What you are asked to do: Copy out all of the material, matching it word for word.

Supplied data:
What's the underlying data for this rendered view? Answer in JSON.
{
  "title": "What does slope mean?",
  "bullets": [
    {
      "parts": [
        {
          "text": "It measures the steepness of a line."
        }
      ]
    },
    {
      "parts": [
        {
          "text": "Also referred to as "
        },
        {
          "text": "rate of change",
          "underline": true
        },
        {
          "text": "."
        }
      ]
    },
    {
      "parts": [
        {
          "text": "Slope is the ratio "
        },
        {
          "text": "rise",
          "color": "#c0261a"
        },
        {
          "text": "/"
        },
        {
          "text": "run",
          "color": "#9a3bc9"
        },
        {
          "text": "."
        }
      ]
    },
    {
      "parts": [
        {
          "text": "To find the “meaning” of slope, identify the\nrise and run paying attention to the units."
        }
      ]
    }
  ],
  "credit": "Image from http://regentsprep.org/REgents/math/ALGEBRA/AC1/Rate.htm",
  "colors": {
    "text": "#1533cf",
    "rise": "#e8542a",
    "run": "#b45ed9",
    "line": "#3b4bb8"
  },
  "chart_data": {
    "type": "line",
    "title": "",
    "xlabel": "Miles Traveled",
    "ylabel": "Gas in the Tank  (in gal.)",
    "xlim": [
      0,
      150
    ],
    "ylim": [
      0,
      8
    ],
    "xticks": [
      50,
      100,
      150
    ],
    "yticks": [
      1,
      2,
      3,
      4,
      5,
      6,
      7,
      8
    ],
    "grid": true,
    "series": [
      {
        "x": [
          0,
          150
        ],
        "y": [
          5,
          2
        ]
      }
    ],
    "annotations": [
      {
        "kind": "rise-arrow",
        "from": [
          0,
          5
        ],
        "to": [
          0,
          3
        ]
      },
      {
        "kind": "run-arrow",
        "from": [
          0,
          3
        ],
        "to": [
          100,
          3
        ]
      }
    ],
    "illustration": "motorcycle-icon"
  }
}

Exercise response:
What's the underlying data for this rendered view? Answer in JSON.
{
  "title": "What does slope mean?",
  "bullets": [
    {
      "parts": [
        {
          "text": "It measures the steepness of a line."
        }
      ]
    },
    {
      "parts": [
        {
          "text": "Also referred to as "
        },
        {
          "text": "rate of change",
          "underline": true
        },
        {
          "text": "."
        }
      ]
    },
    {
      "parts": [
        {
          "text": "Slope is the ratio "
        },
        {
          "text": "rise",
          "color": "#c0261a"
        },
        {
          "text": "/"
        },
        {
          "text": "run",
          "color": "#9a3bc9"
        },
        {
          "text": "."
        }
      ]
    },
    {
      "parts": [
        {
          "text": "To find the “meaning” of slope, identify the\nrise and run paying attention to the units."
        }
      ]
    }
  ],
  "credit": "Image from http://regentsprep.org/REgents/math/ALGEBRA/AC1/Rate.htm",
  "colors": {
    "text": "#1533cf",
    "rise": "#e8542a",
    "run": "#b45ed9",
    "line": "#3b4bb8"
  },
  "chart_data": {
    "type": "line",
    "title": "",
    "xlabel": "Miles Traveled",
    "ylabel": "Gas in the Tank  (in gal.)",
    "xlim": [
      0,
      150
    ],
    "ylim": [
      0,
      8
    ],
    "xticks": [
      50,
      100,
      150
    ],
    "yticks": [
      1,
      2,
      3,
      4,
      5,
      6,
      7,
      8
    ],
    "grid": true,
    "series": [
      {
        "x": [
          0,
          150
        ],
        "y": [
          5,
          2
        ]
      }
    ],
    "annotations": [
      {
        "kind": "rise-arrow",
        "from": [
          0,
          5
        ],
        "to": [
          0,
          3
        ]
      },
      {
        "kind": "run-arrow",
        "from": [
          0,
          3
        ],
        "to": [
          100,
          3
        ]
      }
    ],
    "illustration": "motorcycle-icon"
  }
}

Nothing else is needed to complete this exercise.